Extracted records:
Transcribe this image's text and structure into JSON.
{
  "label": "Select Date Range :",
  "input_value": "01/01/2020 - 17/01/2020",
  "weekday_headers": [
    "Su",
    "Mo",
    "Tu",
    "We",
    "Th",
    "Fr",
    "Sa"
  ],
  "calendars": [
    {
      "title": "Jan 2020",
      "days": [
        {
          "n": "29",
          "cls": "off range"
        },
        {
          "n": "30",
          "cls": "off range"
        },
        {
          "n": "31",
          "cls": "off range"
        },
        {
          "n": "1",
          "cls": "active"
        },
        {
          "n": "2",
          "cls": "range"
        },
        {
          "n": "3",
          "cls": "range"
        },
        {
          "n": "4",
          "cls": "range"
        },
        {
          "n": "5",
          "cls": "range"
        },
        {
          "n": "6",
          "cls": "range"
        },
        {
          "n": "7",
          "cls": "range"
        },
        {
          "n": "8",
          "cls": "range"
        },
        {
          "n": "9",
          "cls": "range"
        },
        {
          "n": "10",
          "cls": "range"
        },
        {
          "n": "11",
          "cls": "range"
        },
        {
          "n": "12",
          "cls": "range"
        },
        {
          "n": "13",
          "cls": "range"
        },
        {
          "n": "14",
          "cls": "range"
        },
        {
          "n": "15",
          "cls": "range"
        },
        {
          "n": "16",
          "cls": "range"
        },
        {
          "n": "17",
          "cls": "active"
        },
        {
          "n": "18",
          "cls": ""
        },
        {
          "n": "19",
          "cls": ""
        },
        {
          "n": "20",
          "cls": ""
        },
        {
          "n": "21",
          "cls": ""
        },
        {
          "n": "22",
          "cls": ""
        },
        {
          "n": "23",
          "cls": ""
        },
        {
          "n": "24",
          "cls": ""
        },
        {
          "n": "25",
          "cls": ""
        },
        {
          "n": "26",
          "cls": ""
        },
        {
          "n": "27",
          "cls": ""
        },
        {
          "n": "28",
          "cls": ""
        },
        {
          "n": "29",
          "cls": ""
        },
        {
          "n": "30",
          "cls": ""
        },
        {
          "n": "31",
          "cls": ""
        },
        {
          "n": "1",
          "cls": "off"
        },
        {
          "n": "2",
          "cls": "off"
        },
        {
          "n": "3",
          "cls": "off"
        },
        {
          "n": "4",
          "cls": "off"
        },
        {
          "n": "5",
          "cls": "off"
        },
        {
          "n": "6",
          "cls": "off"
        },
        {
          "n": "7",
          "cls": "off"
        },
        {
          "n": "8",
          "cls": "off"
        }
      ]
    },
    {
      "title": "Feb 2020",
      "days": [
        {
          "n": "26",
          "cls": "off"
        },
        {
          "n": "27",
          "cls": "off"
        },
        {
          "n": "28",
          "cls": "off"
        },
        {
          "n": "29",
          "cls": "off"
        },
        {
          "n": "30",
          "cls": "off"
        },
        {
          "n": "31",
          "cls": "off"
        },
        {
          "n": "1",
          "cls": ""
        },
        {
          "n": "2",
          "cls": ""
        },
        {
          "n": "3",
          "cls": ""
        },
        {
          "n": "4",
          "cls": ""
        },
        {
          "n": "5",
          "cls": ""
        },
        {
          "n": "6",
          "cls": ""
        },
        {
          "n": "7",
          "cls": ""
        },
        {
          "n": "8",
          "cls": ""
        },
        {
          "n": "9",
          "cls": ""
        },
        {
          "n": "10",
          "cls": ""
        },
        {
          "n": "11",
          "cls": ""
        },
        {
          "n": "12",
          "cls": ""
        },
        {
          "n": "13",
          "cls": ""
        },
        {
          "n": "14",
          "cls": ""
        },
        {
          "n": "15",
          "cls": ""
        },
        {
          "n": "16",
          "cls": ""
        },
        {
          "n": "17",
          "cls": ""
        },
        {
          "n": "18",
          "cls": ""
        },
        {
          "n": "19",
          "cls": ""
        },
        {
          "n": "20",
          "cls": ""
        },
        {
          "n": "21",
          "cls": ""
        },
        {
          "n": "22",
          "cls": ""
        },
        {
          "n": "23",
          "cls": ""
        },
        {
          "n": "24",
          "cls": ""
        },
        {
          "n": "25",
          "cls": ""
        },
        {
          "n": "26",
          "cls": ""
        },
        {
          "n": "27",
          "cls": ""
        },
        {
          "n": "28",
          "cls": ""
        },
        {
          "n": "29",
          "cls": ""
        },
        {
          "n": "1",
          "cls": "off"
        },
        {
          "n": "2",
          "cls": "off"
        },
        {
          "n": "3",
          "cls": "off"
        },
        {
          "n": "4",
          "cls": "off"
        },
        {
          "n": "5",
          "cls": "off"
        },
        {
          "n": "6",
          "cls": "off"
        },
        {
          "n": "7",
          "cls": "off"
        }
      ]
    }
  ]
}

DIRECTIVE
Transcribe every entry word for word.

WRITTEN SOLUTION
Transcribe this image's text and structure into JSON.
{
  "label": "Select Date Range :",
  "input_value": "01/01/2020 - 17/01/2020",
  "weekday_headers": [
    "Su",
    "Mo",
    "Tu",
    "We",
    "Th",
    "Fr",
    "Sa"
  ],
  "calendars": [
    {
      "title": "Jan 2020",
      "days": [
        {
          "n": "29",
          "cls": "off range"
        },
        {
          "n": "30",
          "cls": "off range"
        },
        {
          "n": "31",
          "cls": "off range"
        },
        {
          "n": "1",
          "cls": "active"
        },
        {
          "n": "2",
          "cls": "range"
        },
        {
          "n": "3",
          "cls": "range"
        },
        {
          "n": "4",
          "cls": "range"
        },
        {
          "n": "5",
          "cls": "range"
        },
        {
          "n": "6",
          "cls": "range"
        },
        {
          "n": "7",
          "cls": "range"
        },
        {
          "n": "8",
          "cls": "range"
        },
        {
          "n": "9",
          "cls": "range"
        },
        {
          "n": "10",
          "cls": "range"
        },
        {
          "n": "11",
          "cls": "range"
        },
        {
          "n": "12",
          "cls": "range"
        },
        {
          "n": "13",
          "cls": "range"
        },
        {
          "n": "14",
          "cls": "range"
        },
        {
          "n": "15",
          "cls": "range"
        },
        {
          "n": "16",
          "cls": "range"
        },
        {
          "n": "17",
          "cls": "active"
        },
        {
          "n": "18",
          "cls": ""
        },
        {
          "n": "19",
          "cls": ""
        },
        {
          "n": "20",
          "cls": ""
        },
        {
          "n": "21",
          "cls": ""
        },
        {
          "n": "22",
          "cls": ""
        },
        {
          "n": "23",
          "cls": ""
        },
        {
          "n": "24",
          "cls": ""
        },
        {
          "n": "25",
          "cls": ""
        },
        {
          "n": "26",
          "cls": ""
        },
        {
          "n": "27",
          "cls": ""
        },
        {
          "n": "28",
          "cls": ""
        },
        {
          "n": "29",
          "cls": ""
        },
        {
          "n": "30",
          "cls": ""
        },
        {
          "n": "31",
          "cls": ""
        },
        {
          "n": "1",
          "cls": "off"
        },
        {
          "n": "2",
          "cls": "off"
        },
        {
          "n": "3",
          "cls": "off"
        },
        {
          "n": "4",
          "cls": "off"
        },
        {
          "n": "5",
          "cls": "off"
        },
        {
          "n": "6",
          "cls": "off"
        },
        {
          "n": "7",
          "cls": "off"
        },
        {
          "n": "8",
          "cls": "off"
        }
      ]
    },
    {
      "title": "Feb 2020",
      "days": [
        {
          "n": "26",
          "cls": "off"
        },
        {
          "n": "27",
          "cls": "off"
        },
        {
          "n": "28",
          "cls": "off"
        },
        {
          "n": "29",
          "cls": "off"
        },
        {
          "n": "30",
          "cls": "off"
        },
        {
          "n": "31",
          "cls": "off"
        },
        {
          "n": "1",
          "cls": ""
        },
        {
          "n": "2",
          "cls": ""
        },
        {
          "n": "3",
          "cls": ""
        },
        {
          "n": "4",
          "cls": ""
        },
        {
          "n": "5",
          "cls": ""
        },
        {
          "n": "6",
          "cls": ""
        },
        {
          "n": "7",
          "cls": ""
        },
        {
          "n": "8",
          "cls": ""
        },
        {
          "n": "9",
          "cls": ""
        },
        {
          "n": "10",
          "cls": ""
        },
        {
          "n": "11",
          "cls": ""
        },
        {
          "n": "12",
          "cls": ""
        },
        {
          "n": "13",
          "cls": ""
        },
        {
          "n": "14",
          "cls": ""
        },
        {
          "n": "15",
          "cls": ""
        },
        {
          "n": "16",
          "cls": ""
        },
        {
          "n": "17",
          "cls": ""
        },
        {
          "n": "18",
          "cls": ""
        },
        {
          "n": "19",
          "cls": ""
        },
        {
          "n": "20",
          "cls": ""
        },
        {
          "n": "21",
          "cls": ""
        },
        {
          "n": "22",
          "cls": ""
        },
        {
          "n": "23",
          "cls": ""
        },
        {
          "n": "24",
          "cls": ""
        },
        {
          "n": "25",
          "cls": ""
        },
        {
          "n": "26",
          "cls": ""
        },
        {
          "n": "27",
          "cls": ""
        },
        {
          "n": "28",
          "cls": ""
        },
        {
          "n": "29",
          "cls": ""
        },
        {
          "n": "1",
          "cls": "off"
        },
        {
          "n": "2",
          "cls": "off"
        },
        {
          "n": "3",
          "cls": "off"
        },
        {
          "n": "4",
          "cls": "off"
        },
        {
          "n": "5",
          "cls": "off"
        },
        {
          "n": "6",
          "cls": "off"
        },
        {
          "n": "7",
          "cls": "off"
        }
      ]
    }
  ]
}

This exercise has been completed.